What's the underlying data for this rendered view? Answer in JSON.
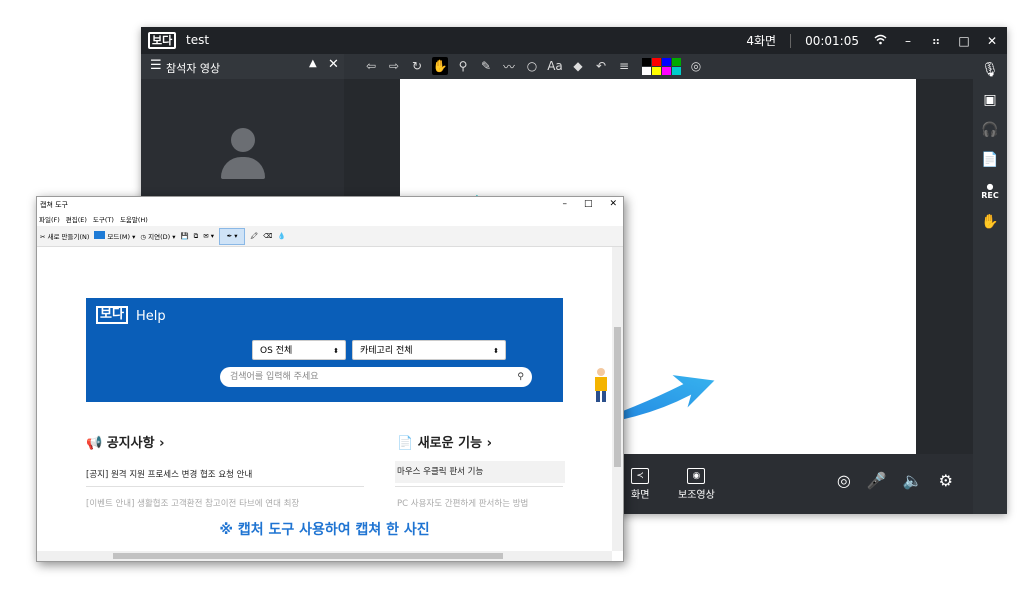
{
  "app": {
    "logo": "보다",
    "title": "test",
    "layout_label": "4화면",
    "timer": "00:01:05",
    "participant_panel_label": "참석자 영상"
  },
  "palette_colors": [
    "#000000",
    "#ff0000",
    "#0000ff",
    "#00aa00",
    "#ffffff",
    "#ffff00",
    "#ff00ff",
    "#00cccc"
  ],
  "bottom": {
    "screen_label": "화면",
    "sub_video_label": "보조영상"
  },
  "rightbar": {
    "rec_label": "REC"
  },
  "capture": {
    "window_title": "캡쳐 도구",
    "menu": [
      "파일(F)",
      "편집(E)",
      "도구(T)",
      "도움말(H)"
    ],
    "new_label": "새로 만들기(N)",
    "mode_label": "모드(M)",
    "delay_label": "지연(D)",
    "help_logo": "보다",
    "help_text": "Help",
    "os_select": "OS 전체",
    "category_select": "카테고리 전체",
    "search_placeholder": "검색어를 입력해 주세요",
    "notice_title": "공지사항 ›",
    "notice_item": "[공지] 원격 지원 프로세스 변경 협조 요청 안내",
    "notice_item2": "[이벤트 안내] 생활협조 고객환전 참고이전 타브에 연대 최장",
    "feature_title": "새로운 기능 ›",
    "feature_item": "마우스 우클릭 판서 기능",
    "feature_item2": "PC 사용자도 간편하게 판서하는 방법",
    "caption": "※ 캡처 도구 사용하여 캡쳐 한 사진"
  }
}
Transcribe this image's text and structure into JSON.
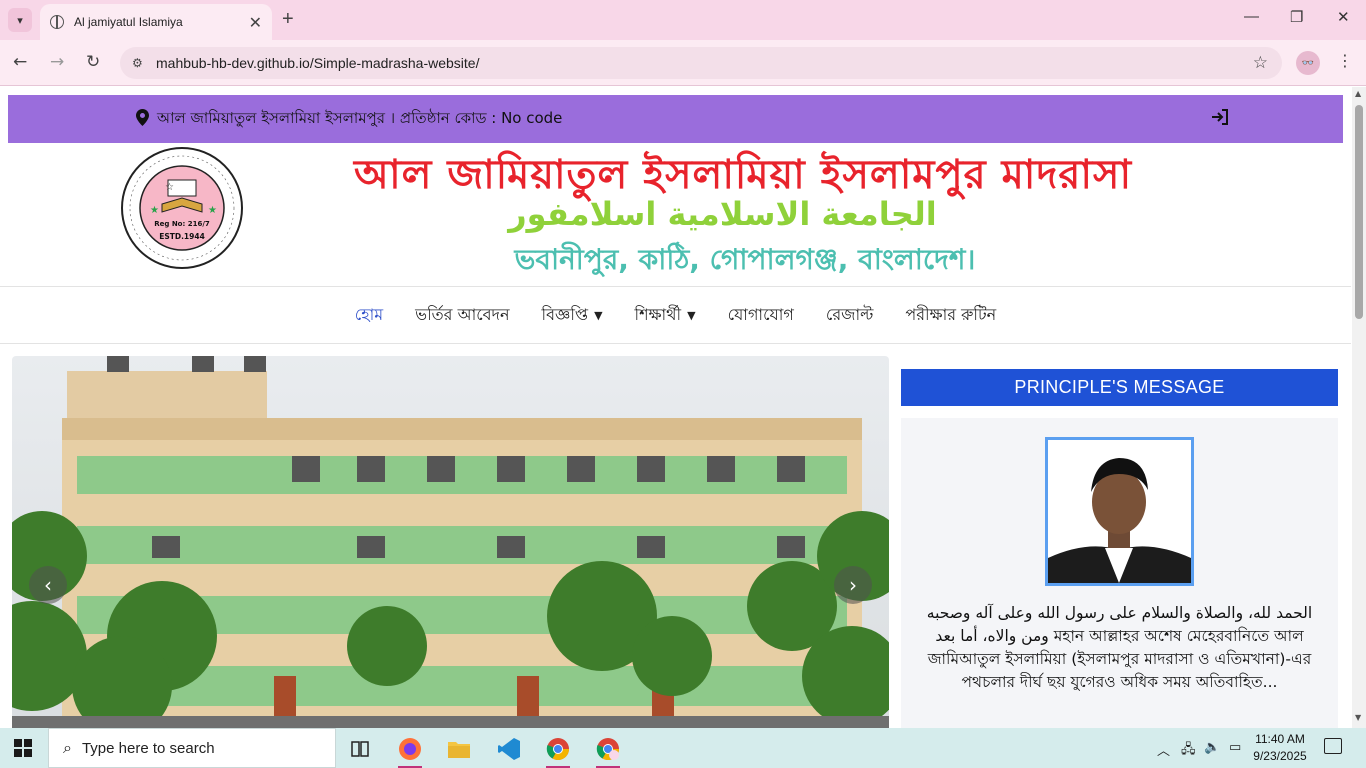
{
  "browser": {
    "tab_title": "Al jamiyatul Islamiya",
    "url": "mahbub-hb-dev.github.io/Simple-madrasha-website/",
    "new_tab_symbol": "+",
    "close_symbol": "✕"
  },
  "topbar": {
    "address_text": "আল জামিয়াতুল ইসলামিয়া ইসলামপুর । প্রতিষ্ঠান কোড : No code",
    "icons": [
      "location-pin-icon",
      "login-icon"
    ]
  },
  "banner": {
    "title": "আল জামিয়াতুল ইসলামিয়া ইসলামপুর মাদরাসা",
    "subtitle_arabic": "الجامعة الاسلامية اسلامفور",
    "address": "ভবানীপুর, কাঠি, গোপালগঞ্জ, বাংলাদেশ।",
    "logo": {
      "reg_no": "Reg No: 216/7",
      "estd": "ESTD.1944"
    }
  },
  "nav": {
    "items": [
      {
        "label": "হোম",
        "active": true,
        "dropdown": false
      },
      {
        "label": "ভর্তির আবেদন",
        "active": false,
        "dropdown": false
      },
      {
        "label": "বিজ্ঞপ্তি",
        "active": false,
        "dropdown": true
      },
      {
        "label": "শিক্ষার্থী",
        "active": false,
        "dropdown": true
      },
      {
        "label": "যোগাযোগ",
        "active": false,
        "dropdown": false
      },
      {
        "label": "রেজাল্ট",
        "active": false,
        "dropdown": false
      },
      {
        "label": "পরীক্ষার রুটিন",
        "active": false,
        "dropdown": false
      }
    ]
  },
  "sidebar": {
    "heading": "PRINCIPLE'S MESSAGE",
    "message": "الحمد لله، والصلاة والسلام على رسول الله وعلى آله وصحبه ومن والاه، أما بعد মহান আল্লাহর অশেষ মেহেরবানিতে আল জামিআতুল ইসলামিয়া (ইসলামপুর মাদরাসা ও এতিমখানা)-এর পথচলার দীর্ঘ ছয় যুগেরও অধিক সময় অতিবাহিত..."
  },
  "taskbar": {
    "search_placeholder": "Type here to search",
    "time": "11:40 AM",
    "date": "9/23/2025",
    "apps": [
      "task-view-icon",
      "firefox-icon",
      "file-explorer-icon",
      "vscode-icon",
      "chrome-icon",
      "chrome-profile-icon"
    ]
  },
  "colors": {
    "topbar_bg": "#9a6ddc",
    "title_red": "#e8232c",
    "arabic_green": "#8fd13a",
    "address_teal": "#4cbfb0",
    "nav_active": "#2e4fc9",
    "sidebar_head": "#1f52d6"
  }
}
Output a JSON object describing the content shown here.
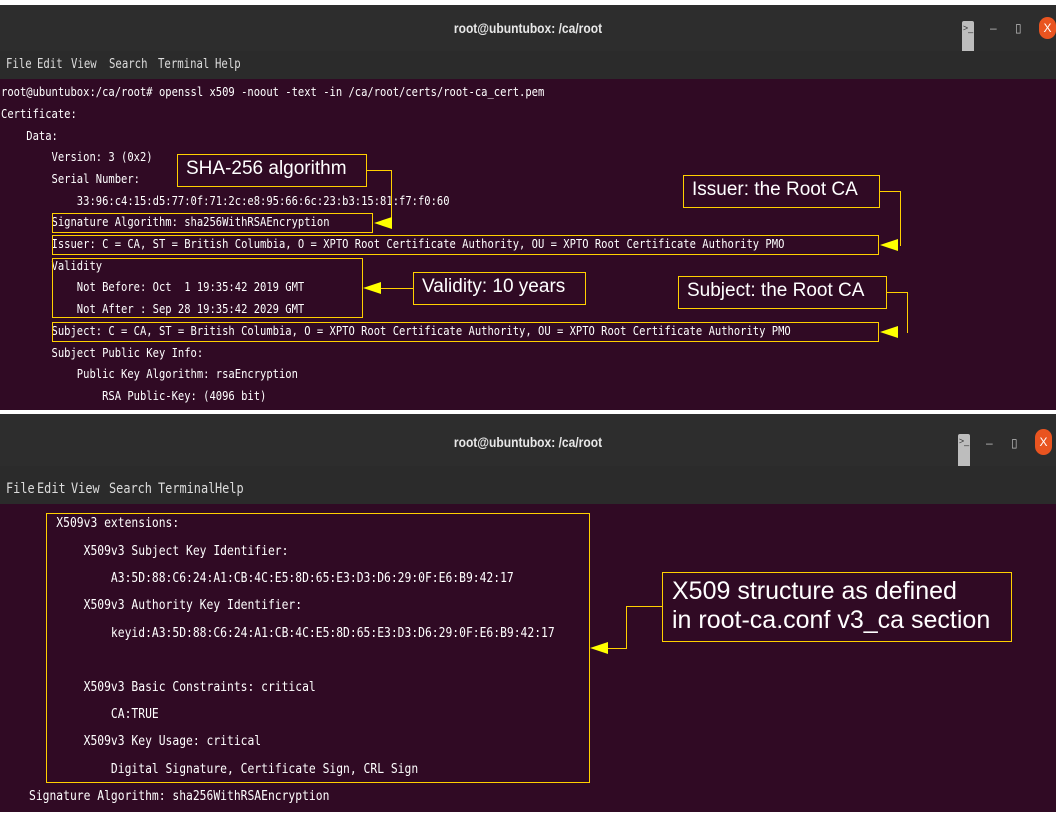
{
  "window_title": "root@ubuntubox: /ca/root",
  "window_controls": {
    "terminal": ">_",
    "minimize": "–",
    "maximize": "▯",
    "close": "X"
  },
  "menu": [
    "File",
    "Edit",
    "View",
    "Search",
    "Terminal",
    "Help"
  ],
  "top_terminal": {
    "lines": [
      "root@ubuntubox:/ca/root# openssl x509 -noout -text -in /ca/root/certs/root-ca_cert.pem",
      "Certificate:",
      "    Data:",
      "        Version: 3 (0x2)",
      "        Serial Number:",
      "            33:96:c4:15:d5:77:0f:71:2c:e8:95:66:6c:23:b3:15:81:f7:f0:60",
      "        Signature Algorithm: sha256WithRSAEncryption",
      "        Issuer: C = CA, ST = British Columbia, O = XPTO Root Certificate Authority, OU = XPTO Root Certificate Authority PMO",
      "        Validity",
      "            Not Before: Oct  1 19:35:42 2019 GMT",
      "            Not After : Sep 28 19:35:42 2029 GMT",
      "        Subject: C = CA, ST = British Columbia, O = XPTO Root Certificate Authority, OU = XPTO Root Certificate Authority PMO",
      "        Subject Public Key Info:",
      "            Public Key Algorithm: rsaEncryption",
      "                RSA Public-Key: (4096 bit)"
    ]
  },
  "bottom_terminal": {
    "lines": [
      "    X509v3 extensions:",
      "        X509v3 Subject Key Identifier:",
      "            A3:5D:88:C6:24:A1:CB:4C:E5:8D:65:E3:D3:D6:29:0F:E6:B9:42:17",
      "        X509v3 Authority Key Identifier:",
      "            keyid:A3:5D:88:C6:24:A1:CB:4C:E5:8D:65:E3:D3:D6:29:0F:E6:B9:42:17",
      "",
      "        X509v3 Basic Constraints: critical",
      "            CA:TRUE",
      "        X509v3 Key Usage: critical",
      "            Digital Signature, Certificate Sign, CRL Sign",
      "Signature Algorithm: sha256WithRSAEncryption"
    ]
  },
  "annotations": {
    "sha": "SHA-256 algorithm",
    "issuer": "Issuer: the Root CA",
    "validity": "Validity: 10 years",
    "subject": "Subject: the Root CA",
    "x509_line1": "X509 structure as defined",
    "x509_line2": "in root-ca.conf v3_ca section"
  },
  "colors": {
    "terminal_bg": "#300a24",
    "titlebar_bg": "#2d2d2d",
    "highlight": "#ffd000",
    "arrow": "#ffff00",
    "close_button": "#e95420"
  }
}
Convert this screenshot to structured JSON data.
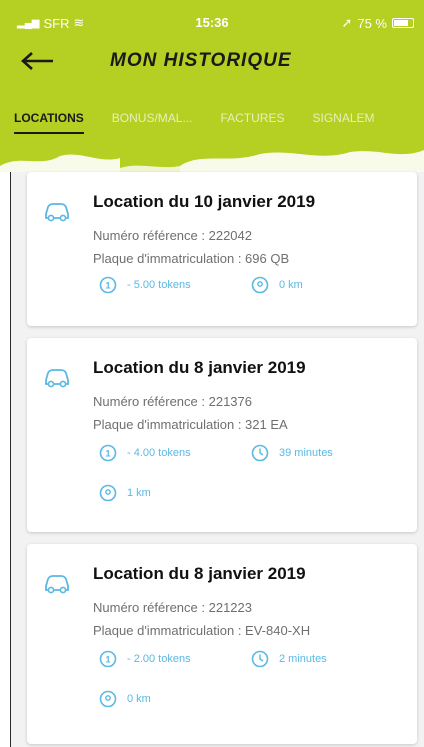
{
  "status_bar": {
    "carrier": "SFR",
    "time": "15:36",
    "battery": "75 %"
  },
  "header": {
    "title": "MON HISTORIQUE",
    "back_label": "←"
  },
  "tabs": [
    {
      "label": "LOCATIONS",
      "active": true
    },
    {
      "label": "BONUS/MAL...",
      "active": false
    },
    {
      "label": "FACTURES",
      "active": false
    },
    {
      "label": "SIGNALEM",
      "active": false
    }
  ],
  "colors": {
    "header": "#b5cf22",
    "accent": "#5bb8e3",
    "background": "#f2f2f2"
  },
  "rentals": [
    {
      "title": "Location du 10 janvier 2019",
      "reference": "Numéro référence : 222042",
      "plate": "Plaque d'immatriculation : 696 QB",
      "tokens": "- 5.00 tokens",
      "distance": "0 km"
    },
    {
      "title": "Location du 8 janvier 2019",
      "reference": "Numéro référence : 221376",
      "plate": "Plaque d'immatriculation : 321 EA",
      "tokens": "- 4.00 tokens",
      "duration": "39 minutes",
      "distance": "1 km"
    },
    {
      "title": "Location du 8 janvier 2019",
      "reference": "Numéro référence : 221223",
      "plate": "Plaque d'immatriculation : EV-840-XH",
      "tokens": "- 2.00 tokens",
      "duration": "2 minutes",
      "distance": "0 km"
    }
  ]
}
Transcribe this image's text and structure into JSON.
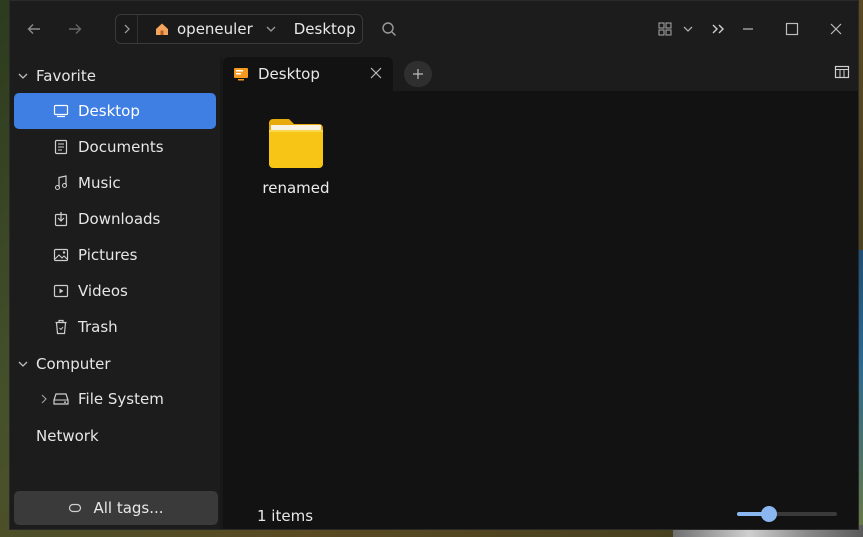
{
  "window": {
    "breadcrumb": {
      "home": "openeuler",
      "current": "Desktop"
    }
  },
  "sidebar": {
    "groups": {
      "favorite": "Favorite",
      "computer": "Computer",
      "network": "Network"
    },
    "favorite_items": [
      {
        "label": "Desktop",
        "icon": "desktop-icon",
        "active": true
      },
      {
        "label": "Documents",
        "icon": "documents-icon"
      },
      {
        "label": "Music",
        "icon": "music-icon"
      },
      {
        "label": "Downloads",
        "icon": "downloads-icon"
      },
      {
        "label": "Pictures",
        "icon": "pictures-icon"
      },
      {
        "label": "Videos",
        "icon": "videos-icon"
      },
      {
        "label": "Trash",
        "icon": "trash-icon"
      }
    ],
    "computer_items": [
      {
        "label": "File System",
        "icon": "drive-icon"
      }
    ],
    "tags_button": "All tags..."
  },
  "tabs": [
    {
      "label": "Desktop",
      "icon": "desktop-folder-icon"
    }
  ],
  "files": [
    {
      "name": "renamed",
      "type": "folder"
    }
  ],
  "status": {
    "count_text": "1 items"
  },
  "zoom": {
    "level": 0.28
  },
  "colors": {
    "accent": "#3f7fe3",
    "folder": "#f6c516",
    "slider": "#8bb7f0"
  }
}
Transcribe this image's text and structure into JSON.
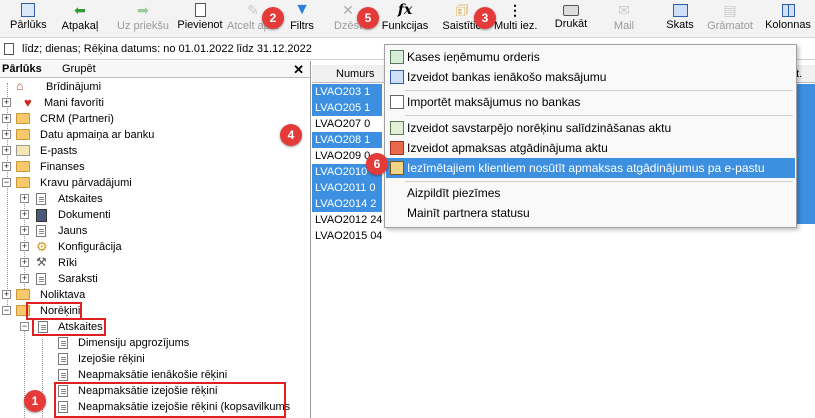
{
  "toolbar": {
    "items": [
      {
        "label": "Pārlūks",
        "icon": "browser-icon",
        "disabled": false
      },
      {
        "label": "Atpakaļ",
        "icon": "back-arrow-icon",
        "disabled": false
      },
      {
        "label": "Uz priekšu",
        "icon": "forward-arrow-icon",
        "disabled": true
      },
      {
        "label": "Pievienot",
        "icon": "new-document-icon",
        "disabled": false
      },
      {
        "label": "Atcelt apst.",
        "icon": "cancel-approval-icon",
        "disabled": true
      },
      {
        "label": "Filtrs",
        "icon": "filter-icon",
        "disabled": false
      },
      {
        "label": "Dzēst",
        "icon": "delete-icon",
        "disabled": true
      },
      {
        "label": "Funkcijas",
        "icon": "functions-icon",
        "disabled": false
      },
      {
        "label": "Saistītie",
        "icon": "related-icon",
        "disabled": false
      },
      {
        "label": "Multi iez.",
        "icon": "more-vertical-icon",
        "disabled": false
      },
      {
        "label": "Drukāt",
        "icon": "printer-icon",
        "disabled": false
      },
      {
        "label": "Mail",
        "icon": "mail-icon",
        "disabled": true
      },
      {
        "label": "Skats",
        "icon": "view-icon",
        "disabled": false
      },
      {
        "label": "Grāmatot",
        "icon": "book-icon",
        "disabled": true
      },
      {
        "label": "Kolonnas",
        "icon": "columns-icon",
        "disabled": false
      }
    ]
  },
  "infobar": {
    "text": "līdz; dienas; Rēķina datums: no 01.01.2022 līdz 31.12.2022"
  },
  "panel": {
    "tab_browser": "Pārlūks",
    "tab_group": "Grupēt",
    "close": "✕"
  },
  "tree": [
    {
      "label": "Brīdinājumi"
    },
    {
      "label": "Mani favorīti"
    },
    {
      "label": "CRM (Partneri)"
    },
    {
      "label": "Datu apmaiņa ar banku"
    },
    {
      "label": "E-pasts"
    },
    {
      "label": "Finanses"
    },
    {
      "label": "Kravu pārvadājumi"
    },
    {
      "label": "Atskaites"
    },
    {
      "label": "Dokumenti"
    },
    {
      "label": "Jauns"
    },
    {
      "label": "Konfigurācija"
    },
    {
      "label": "Rīki"
    },
    {
      "label": "Saraksti"
    },
    {
      "label": "Noliktava"
    },
    {
      "label": "Norēķini"
    },
    {
      "label": "Atskaites"
    },
    {
      "label": "Dimensiju apgrozījums"
    },
    {
      "label": "Izejošie rēķini"
    },
    {
      "label": "Neapmaksātie ienākošie rēķini"
    },
    {
      "label": "Neapmaksātie izejošie rēķini"
    },
    {
      "label": "Neapmaksātie izejošie rēķini (kopsavilkums"
    }
  ],
  "grid": {
    "col_numurs": "Numurs",
    "col_right": "at.",
    "rows": [
      {
        "num": "LVAO203",
        "extra": "1",
        "selected": true
      },
      {
        "num": "LVAO205",
        "extra": "1",
        "selected": true
      },
      {
        "num": "LVAO207",
        "extra": "0",
        "selected": false
      },
      {
        "num": "LVAO208",
        "extra": "1",
        "selected": true
      },
      {
        "num": "LVAO209",
        "extra": "0",
        "selected": false
      },
      {
        "num": "LVAO2010",
        "extra": "",
        "selected": true
      },
      {
        "num": "LVAO2011",
        "extra": "0",
        "selected": true
      },
      {
        "num": "LVAO2014",
        "extra": "2",
        "selected": true
      },
      {
        "num": "LVAO2012",
        "extra": "24",
        "selected": false
      },
      {
        "num": "LVAO2015",
        "extra": "04",
        "selected": false
      }
    ]
  },
  "menu": {
    "items": [
      {
        "label": "Kases ieņēmumu orderis",
        "icon": "cash-order-icon"
      },
      {
        "label": "Izveidot bankas ienākošo maksājumu",
        "icon": "bank-payment-icon"
      },
      {
        "label": "Importēt maksājumus no bankas",
        "icon": "import-icon"
      },
      {
        "label": "Izveidot savstarpējo norēķinu salīdzināšanas aktu",
        "icon": "reconciliation-icon"
      },
      {
        "label": "Izveidot apmaksas atgādinājuma aktu",
        "icon": "reminder-document-icon"
      },
      {
        "label": "Iezīmētajiem klientiem nosūtīt apmaksas atgādinājumus pa e-pastu",
        "icon": "email-reminder-icon"
      },
      {
        "label": "Aizpildīt piezīmes",
        "icon": ""
      },
      {
        "label": "Mainīt partnera statusu",
        "icon": ""
      }
    ]
  },
  "badges": [
    "1",
    "2",
    "3",
    "4",
    "5",
    "6"
  ],
  "colors": {
    "selection": "#3d8fe0",
    "highlight": "#e02020",
    "badge": "#e53a3a"
  }
}
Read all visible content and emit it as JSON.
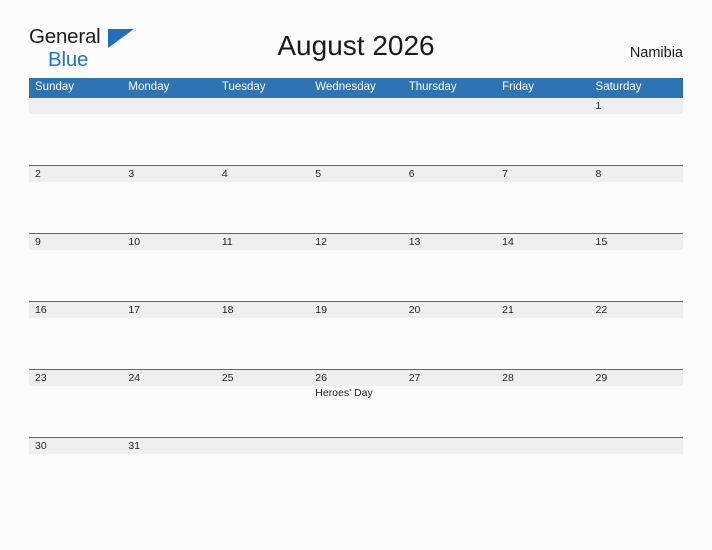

- - - -

**Written request:**
Only the number is wanted: how many lines above include the word "minutes"?

**Output for this task:**
2